> ENTRIES SHOWN
★ ★ ★ ★

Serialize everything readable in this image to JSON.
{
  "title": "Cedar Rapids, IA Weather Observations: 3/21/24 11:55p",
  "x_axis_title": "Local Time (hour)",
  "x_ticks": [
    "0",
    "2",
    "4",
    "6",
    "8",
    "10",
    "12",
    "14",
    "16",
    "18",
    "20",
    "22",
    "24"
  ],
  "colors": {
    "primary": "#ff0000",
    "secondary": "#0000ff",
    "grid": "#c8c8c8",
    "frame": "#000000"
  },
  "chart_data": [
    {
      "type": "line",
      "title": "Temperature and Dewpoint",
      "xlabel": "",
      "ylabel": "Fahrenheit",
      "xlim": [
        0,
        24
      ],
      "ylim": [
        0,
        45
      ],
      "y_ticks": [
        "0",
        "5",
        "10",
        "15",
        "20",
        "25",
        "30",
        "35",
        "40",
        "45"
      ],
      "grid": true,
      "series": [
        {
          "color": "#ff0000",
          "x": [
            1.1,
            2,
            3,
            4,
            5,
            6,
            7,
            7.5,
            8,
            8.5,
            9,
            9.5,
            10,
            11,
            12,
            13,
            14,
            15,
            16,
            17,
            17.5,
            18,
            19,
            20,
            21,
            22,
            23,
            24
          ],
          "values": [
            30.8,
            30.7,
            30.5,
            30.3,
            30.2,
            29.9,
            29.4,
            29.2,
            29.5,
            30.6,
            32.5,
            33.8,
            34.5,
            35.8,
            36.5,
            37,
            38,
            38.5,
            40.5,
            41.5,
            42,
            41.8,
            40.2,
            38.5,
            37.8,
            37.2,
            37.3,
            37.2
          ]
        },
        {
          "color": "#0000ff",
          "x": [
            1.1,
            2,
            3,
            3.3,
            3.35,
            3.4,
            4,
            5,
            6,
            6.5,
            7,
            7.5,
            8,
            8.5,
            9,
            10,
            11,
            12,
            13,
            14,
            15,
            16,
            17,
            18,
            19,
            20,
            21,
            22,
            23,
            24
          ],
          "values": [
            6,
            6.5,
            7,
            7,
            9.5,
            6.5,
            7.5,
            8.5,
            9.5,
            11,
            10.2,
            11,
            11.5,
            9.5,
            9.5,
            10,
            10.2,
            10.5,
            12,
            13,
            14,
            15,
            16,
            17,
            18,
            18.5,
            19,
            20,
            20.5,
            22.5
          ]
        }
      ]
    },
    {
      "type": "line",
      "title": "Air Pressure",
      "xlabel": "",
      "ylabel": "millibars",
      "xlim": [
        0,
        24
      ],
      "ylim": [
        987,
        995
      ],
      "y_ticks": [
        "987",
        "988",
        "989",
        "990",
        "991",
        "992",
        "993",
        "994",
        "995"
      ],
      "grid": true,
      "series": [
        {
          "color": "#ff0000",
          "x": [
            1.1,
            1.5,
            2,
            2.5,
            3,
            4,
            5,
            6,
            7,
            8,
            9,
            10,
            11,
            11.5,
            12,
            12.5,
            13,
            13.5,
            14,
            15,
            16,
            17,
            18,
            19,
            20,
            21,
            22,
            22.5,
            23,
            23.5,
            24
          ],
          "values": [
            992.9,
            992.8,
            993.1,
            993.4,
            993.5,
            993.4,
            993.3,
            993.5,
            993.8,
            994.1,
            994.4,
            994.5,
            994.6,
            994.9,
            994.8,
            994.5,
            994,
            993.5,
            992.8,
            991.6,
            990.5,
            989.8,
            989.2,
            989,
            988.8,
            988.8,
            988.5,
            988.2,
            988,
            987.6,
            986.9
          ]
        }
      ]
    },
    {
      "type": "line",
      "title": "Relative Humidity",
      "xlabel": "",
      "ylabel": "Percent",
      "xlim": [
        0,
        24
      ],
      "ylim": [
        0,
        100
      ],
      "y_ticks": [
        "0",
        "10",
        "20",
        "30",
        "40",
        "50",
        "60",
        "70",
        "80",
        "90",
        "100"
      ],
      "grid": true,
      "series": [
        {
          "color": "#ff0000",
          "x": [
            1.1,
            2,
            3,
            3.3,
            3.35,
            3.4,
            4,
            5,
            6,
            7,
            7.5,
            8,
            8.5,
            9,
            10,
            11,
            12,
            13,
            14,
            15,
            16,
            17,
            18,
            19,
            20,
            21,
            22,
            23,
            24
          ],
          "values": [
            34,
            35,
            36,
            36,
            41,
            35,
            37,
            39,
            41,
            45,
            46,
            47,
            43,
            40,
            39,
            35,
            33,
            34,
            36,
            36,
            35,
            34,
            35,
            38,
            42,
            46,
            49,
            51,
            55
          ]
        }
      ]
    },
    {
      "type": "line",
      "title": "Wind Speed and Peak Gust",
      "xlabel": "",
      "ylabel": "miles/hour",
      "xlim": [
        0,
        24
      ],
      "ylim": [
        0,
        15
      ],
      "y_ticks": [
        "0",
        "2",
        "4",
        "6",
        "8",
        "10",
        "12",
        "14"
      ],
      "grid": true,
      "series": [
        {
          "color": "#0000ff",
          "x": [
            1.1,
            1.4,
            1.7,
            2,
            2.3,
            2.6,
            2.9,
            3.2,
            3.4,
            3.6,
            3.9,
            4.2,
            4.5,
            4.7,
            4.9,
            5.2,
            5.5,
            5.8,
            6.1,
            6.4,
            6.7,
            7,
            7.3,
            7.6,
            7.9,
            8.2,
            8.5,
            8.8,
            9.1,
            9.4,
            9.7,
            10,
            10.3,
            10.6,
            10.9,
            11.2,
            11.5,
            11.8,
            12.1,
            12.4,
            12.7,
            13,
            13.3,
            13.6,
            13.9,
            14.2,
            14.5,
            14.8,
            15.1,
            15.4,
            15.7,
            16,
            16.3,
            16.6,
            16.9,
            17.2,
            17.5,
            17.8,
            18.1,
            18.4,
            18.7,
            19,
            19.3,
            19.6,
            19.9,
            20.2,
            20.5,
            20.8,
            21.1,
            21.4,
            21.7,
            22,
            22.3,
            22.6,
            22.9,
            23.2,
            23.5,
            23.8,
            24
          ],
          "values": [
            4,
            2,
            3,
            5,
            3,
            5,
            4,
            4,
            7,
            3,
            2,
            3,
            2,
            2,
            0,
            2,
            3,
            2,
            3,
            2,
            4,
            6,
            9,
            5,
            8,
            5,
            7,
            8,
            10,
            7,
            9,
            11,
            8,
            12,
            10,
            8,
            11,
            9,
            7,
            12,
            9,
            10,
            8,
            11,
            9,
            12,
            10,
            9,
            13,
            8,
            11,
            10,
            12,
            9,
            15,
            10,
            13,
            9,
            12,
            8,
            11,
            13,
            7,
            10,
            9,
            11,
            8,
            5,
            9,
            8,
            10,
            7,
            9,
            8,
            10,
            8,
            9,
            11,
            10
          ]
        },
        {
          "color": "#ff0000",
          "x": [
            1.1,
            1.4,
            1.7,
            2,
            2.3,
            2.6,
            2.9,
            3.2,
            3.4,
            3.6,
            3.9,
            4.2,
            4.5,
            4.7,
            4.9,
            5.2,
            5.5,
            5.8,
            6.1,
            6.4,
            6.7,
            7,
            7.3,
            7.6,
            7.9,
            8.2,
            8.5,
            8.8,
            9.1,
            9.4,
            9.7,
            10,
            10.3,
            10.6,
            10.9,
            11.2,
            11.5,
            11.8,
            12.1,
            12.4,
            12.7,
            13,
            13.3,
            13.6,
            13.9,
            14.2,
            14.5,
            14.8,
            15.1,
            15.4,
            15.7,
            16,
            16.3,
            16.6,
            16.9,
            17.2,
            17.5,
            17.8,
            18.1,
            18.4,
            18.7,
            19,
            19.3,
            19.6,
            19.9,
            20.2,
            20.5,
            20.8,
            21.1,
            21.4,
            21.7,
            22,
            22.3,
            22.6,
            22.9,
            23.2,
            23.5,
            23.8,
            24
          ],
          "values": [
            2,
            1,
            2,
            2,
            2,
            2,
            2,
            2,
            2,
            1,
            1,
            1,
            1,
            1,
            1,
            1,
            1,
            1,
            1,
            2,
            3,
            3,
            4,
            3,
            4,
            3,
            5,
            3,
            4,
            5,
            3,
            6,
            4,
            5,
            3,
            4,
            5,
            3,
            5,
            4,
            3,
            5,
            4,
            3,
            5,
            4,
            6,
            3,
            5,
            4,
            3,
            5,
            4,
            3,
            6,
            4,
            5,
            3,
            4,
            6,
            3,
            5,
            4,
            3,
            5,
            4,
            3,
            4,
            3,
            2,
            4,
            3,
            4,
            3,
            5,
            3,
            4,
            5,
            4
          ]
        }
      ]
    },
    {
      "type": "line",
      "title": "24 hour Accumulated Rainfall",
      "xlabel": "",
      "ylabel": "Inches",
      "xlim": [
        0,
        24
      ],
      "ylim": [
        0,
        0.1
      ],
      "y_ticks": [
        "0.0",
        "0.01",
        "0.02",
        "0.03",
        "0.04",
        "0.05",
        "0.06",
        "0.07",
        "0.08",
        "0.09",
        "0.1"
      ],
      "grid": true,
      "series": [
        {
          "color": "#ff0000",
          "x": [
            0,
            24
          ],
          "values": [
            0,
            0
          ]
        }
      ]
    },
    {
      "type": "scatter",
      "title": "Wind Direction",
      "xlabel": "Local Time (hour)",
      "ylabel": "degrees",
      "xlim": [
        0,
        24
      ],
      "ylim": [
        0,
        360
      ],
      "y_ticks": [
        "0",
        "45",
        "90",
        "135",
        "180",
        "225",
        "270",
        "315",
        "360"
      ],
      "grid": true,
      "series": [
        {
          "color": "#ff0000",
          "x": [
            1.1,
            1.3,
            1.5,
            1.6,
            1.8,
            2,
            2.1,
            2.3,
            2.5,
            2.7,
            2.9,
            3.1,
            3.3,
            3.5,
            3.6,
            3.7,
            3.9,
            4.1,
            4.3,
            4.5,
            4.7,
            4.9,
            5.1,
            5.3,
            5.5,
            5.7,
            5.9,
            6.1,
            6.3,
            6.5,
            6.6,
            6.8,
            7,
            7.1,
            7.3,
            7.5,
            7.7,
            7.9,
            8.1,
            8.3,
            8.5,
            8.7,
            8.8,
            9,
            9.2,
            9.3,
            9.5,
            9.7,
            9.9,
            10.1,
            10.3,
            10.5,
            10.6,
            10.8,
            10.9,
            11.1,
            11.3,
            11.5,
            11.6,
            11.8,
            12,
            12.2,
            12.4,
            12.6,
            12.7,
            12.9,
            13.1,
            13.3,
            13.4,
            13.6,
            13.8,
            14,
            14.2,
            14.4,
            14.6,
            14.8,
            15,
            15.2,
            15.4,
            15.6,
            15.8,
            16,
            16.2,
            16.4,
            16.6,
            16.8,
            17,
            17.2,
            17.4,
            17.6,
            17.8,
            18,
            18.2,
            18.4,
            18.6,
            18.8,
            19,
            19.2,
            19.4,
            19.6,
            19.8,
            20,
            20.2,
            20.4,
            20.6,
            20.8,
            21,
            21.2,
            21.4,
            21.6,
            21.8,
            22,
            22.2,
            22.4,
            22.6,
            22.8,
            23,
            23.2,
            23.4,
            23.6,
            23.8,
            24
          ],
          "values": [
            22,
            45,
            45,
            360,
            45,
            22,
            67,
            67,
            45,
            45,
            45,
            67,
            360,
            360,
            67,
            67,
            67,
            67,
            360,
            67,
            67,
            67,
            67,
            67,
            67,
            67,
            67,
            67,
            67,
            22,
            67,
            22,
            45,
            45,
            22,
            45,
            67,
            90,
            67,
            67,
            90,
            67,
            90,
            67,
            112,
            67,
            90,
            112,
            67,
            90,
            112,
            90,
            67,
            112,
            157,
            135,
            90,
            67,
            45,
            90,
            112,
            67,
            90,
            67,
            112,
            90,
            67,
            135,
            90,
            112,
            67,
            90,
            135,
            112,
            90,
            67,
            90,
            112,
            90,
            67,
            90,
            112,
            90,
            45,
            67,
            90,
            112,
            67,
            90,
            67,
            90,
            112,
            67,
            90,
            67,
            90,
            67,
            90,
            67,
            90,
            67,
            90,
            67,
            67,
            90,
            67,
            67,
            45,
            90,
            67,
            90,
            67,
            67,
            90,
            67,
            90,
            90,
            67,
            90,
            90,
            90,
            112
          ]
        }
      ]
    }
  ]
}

★ ★ ★ ★

> STATED PROBLEM
From the data above, gather every line that includes the word "Time".

> TASK RESPONSE
  "x_axis_title": "Local Time (hour)",
      "xlabel": "Local Time (hour)",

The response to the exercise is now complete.